## start Given entries

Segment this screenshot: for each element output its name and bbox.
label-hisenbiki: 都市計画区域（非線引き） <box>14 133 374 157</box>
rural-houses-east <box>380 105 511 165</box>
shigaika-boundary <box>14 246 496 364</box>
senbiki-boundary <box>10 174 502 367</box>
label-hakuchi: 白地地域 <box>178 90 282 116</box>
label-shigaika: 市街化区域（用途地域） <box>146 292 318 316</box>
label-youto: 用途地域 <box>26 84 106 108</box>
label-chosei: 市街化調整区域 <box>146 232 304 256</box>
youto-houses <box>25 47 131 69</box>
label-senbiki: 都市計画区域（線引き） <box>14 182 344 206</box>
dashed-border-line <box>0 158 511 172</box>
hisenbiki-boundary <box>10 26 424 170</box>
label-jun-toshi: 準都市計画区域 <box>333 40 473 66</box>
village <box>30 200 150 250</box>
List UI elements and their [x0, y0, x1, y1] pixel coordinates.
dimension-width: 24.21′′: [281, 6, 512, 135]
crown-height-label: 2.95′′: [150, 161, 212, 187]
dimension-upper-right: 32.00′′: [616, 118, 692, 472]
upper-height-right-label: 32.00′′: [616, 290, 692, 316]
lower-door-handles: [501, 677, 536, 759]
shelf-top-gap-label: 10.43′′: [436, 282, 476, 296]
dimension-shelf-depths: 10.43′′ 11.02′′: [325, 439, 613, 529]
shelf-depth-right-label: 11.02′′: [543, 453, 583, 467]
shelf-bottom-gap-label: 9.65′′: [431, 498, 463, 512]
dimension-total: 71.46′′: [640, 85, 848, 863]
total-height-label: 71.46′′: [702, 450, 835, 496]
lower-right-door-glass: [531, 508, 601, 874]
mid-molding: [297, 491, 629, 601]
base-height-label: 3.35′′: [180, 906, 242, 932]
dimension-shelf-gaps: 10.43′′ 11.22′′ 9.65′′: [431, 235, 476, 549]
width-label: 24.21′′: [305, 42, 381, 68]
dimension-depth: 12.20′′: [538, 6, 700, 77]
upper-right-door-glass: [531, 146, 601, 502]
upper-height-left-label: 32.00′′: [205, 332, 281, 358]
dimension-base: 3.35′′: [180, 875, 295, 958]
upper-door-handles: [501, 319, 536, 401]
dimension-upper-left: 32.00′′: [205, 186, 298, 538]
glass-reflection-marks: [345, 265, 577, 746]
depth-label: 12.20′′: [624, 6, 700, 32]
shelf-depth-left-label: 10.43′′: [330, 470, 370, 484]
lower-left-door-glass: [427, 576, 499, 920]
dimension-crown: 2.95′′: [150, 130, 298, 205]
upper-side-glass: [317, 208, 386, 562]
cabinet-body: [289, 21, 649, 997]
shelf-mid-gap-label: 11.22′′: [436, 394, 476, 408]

## end Given entries

▶ [Task objective]
Can you reproduce all of the records above word for word, line by line, with nothing changed?

▶ [Task result]
Segment this screenshot: for each element output its name and bbox.
label-hisenbiki: 都市計画区域（非線引き） <box>14 133 374 157</box>
rural-houses-east <box>380 105 511 165</box>
shigaika-boundary <box>14 246 496 364</box>
senbiki-boundary <box>10 174 502 367</box>
label-hakuchi: 白地地域 <box>178 90 282 116</box>
label-shigaika: 市街化区域（用途地域） <box>146 292 318 316</box>
label-youto: 用途地域 <box>26 84 106 108</box>
label-chosei: 市街化調整区域 <box>146 232 304 256</box>
youto-houses <box>25 47 131 69</box>
label-senbiki: 都市計画区域（線引き） <box>14 182 344 206</box>
dashed-border-line <box>0 158 511 172</box>
hisenbiki-boundary <box>10 26 424 170</box>
label-jun-toshi: 準都市計画区域 <box>333 40 473 66</box>
village <box>30 200 150 250</box>
List UI elements and their [x0, y0, x1, y1] pixel coordinates.
dimension-width: 24.21′′: [281, 6, 512, 135]
crown-height-label: 2.95′′: [150, 161, 212, 187]
dimension-upper-right: 32.00′′: [616, 118, 692, 472]
upper-height-right-label: 32.00′′: [616, 290, 692, 316]
lower-door-handles: [501, 677, 536, 759]
shelf-top-gap-label: 10.43′′: [436, 282, 476, 296]
dimension-shelf-depths: 10.43′′ 11.02′′: [325, 439, 613, 529]
shelf-depth-right-label: 11.02′′: [543, 453, 583, 467]
shelf-bottom-gap-label: 9.65′′: [431, 498, 463, 512]
dimension-total: 71.46′′: [640, 85, 848, 863]
total-height-label: 71.46′′: [702, 450, 835, 496]
lower-right-door-glass: [531, 508, 601, 874]
mid-molding: [297, 491, 629, 601]
base-height-label: 3.35′′: [180, 906, 242, 932]
dimension-shelf-gaps: 10.43′′ 11.22′′ 9.65′′: [431, 235, 476, 549]
width-label: 24.21′′: [305, 42, 381, 68]
dimension-depth: 12.20′′: [538, 6, 700, 77]
upper-right-door-glass: [531, 146, 601, 502]
upper-height-left-label: 32.00′′: [205, 332, 281, 358]
dimension-base: 3.35′′: [180, 875, 295, 958]
upper-door-handles: [501, 319, 536, 401]
dimension-upper-left: 32.00′′: [205, 186, 298, 538]
glass-reflection-marks: [345, 265, 577, 746]
depth-label: 12.20′′: [624, 6, 700, 32]
shelf-depth-left-label: 10.43′′: [330, 470, 370, 484]
lower-left-door-glass: [427, 576, 499, 920]
dimension-crown: 2.95′′: [150, 130, 298, 205]
upper-side-glass: [317, 208, 386, 562]
cabinet-body: [289, 21, 649, 997]
shelf-mid-gap-label: 11.22′′: [436, 394, 476, 408]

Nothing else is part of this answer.